> [What is being asked]: Would it be possible to quote, exactly and in full, the lines from the one with "Decode this image" through the end of the entries below?
======
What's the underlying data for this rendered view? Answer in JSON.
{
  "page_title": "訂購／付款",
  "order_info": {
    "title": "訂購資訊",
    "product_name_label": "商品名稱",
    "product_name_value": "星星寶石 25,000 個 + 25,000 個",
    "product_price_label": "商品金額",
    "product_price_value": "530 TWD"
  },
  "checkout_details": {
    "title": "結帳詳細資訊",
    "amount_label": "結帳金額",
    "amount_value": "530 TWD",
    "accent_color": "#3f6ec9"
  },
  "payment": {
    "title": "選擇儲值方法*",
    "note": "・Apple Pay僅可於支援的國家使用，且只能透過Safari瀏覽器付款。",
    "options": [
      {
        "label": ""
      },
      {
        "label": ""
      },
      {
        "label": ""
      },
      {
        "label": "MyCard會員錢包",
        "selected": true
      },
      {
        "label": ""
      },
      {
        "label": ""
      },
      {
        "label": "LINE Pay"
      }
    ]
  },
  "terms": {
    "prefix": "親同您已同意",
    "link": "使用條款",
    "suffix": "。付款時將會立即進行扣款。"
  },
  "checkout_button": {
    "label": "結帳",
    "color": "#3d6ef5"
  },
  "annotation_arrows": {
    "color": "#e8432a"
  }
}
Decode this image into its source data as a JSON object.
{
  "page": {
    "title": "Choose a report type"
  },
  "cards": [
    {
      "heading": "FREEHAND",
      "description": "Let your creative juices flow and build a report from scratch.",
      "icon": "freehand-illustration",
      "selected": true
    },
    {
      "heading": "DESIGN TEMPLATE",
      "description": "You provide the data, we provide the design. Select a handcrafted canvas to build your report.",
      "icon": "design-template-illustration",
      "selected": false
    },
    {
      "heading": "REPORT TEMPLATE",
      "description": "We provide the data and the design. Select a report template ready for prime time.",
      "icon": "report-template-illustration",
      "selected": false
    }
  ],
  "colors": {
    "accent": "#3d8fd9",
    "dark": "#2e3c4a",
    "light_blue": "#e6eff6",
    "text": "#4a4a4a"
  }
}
======
> [Solved exercise]:
Decode this image into its source data as a JSON object.
{
  "page": {
    "title": "Choose a report type"
  },
  "cards": [
    {
      "heading": "FREEHAND",
      "description": "Let your creative juices flow and build a report from scratch.",
      "icon": "freehand-illustration",
      "selected": true
    },
    {
      "heading": "DESIGN TEMPLATE",
      "description": "You provide the data, we provide the design. Select a handcrafted canvas to build your report.",
      "icon": "design-template-illustration",
      "selected": false
    },
    {
      "heading": "REPORT TEMPLATE",
      "description": "We provide the data and the design. Select a report template ready for prime time.",
      "icon": "report-template-illustration",
      "selected": false
    }
  ],
  "colors": {
    "accent": "#3d8fd9",
    "dark": "#2e3c4a",
    "light_blue": "#e6eff6",
    "text": "#4a4a4a"
  }
}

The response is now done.